» **Description of the task**: Identify and pull out each line of the entries in which "circle" occurs.

========================================================================

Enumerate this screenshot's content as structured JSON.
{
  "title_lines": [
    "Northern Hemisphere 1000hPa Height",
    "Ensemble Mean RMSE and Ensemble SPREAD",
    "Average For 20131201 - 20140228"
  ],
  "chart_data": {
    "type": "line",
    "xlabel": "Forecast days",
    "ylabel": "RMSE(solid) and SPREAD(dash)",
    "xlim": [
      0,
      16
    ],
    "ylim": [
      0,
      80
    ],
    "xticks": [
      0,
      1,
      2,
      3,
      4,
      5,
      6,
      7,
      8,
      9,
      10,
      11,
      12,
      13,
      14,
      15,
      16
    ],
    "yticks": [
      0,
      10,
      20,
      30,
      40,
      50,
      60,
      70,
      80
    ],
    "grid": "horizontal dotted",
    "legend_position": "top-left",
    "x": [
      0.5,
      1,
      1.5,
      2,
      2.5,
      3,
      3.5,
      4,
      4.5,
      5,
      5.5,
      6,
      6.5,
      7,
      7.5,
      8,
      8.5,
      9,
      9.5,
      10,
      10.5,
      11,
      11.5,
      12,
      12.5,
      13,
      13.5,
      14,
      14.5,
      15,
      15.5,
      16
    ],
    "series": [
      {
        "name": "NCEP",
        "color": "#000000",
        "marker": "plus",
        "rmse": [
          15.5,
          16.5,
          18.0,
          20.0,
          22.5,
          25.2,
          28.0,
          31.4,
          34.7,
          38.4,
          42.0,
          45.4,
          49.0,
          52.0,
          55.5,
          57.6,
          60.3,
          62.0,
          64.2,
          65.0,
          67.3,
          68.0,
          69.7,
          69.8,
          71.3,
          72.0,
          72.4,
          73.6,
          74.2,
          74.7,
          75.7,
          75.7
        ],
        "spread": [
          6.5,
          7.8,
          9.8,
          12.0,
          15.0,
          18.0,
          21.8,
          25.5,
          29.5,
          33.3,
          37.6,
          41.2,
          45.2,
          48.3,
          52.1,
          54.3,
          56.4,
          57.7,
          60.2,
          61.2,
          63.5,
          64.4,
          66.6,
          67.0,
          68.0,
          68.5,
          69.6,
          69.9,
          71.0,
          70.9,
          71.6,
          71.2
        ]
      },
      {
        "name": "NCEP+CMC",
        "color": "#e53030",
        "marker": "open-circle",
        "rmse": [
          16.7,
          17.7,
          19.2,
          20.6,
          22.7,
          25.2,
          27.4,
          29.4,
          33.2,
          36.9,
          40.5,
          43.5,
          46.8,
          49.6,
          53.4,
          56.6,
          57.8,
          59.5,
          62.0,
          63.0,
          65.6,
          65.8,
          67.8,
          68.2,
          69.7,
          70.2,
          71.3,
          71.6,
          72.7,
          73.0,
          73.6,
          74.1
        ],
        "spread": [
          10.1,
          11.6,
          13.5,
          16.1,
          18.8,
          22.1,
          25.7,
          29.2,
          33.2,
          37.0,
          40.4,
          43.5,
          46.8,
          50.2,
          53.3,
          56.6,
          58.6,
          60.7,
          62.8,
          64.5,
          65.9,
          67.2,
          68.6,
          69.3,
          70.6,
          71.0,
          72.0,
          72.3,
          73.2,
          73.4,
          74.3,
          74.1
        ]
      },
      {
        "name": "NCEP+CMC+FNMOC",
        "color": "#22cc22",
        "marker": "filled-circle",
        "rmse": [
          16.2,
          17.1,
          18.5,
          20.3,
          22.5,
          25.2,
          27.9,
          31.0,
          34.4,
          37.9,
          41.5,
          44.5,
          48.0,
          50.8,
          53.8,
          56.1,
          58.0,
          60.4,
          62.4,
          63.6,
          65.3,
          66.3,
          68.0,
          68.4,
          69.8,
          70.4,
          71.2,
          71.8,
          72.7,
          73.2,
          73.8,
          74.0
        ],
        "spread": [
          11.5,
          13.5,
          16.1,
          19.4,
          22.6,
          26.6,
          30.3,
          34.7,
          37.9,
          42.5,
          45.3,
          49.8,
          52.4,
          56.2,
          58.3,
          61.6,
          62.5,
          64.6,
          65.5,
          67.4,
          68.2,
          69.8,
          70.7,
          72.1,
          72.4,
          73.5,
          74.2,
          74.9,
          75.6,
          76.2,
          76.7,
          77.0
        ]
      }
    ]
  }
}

========================================================================

» **In response**:
        "marker": "open-circle",
        "marker": "filled-circle",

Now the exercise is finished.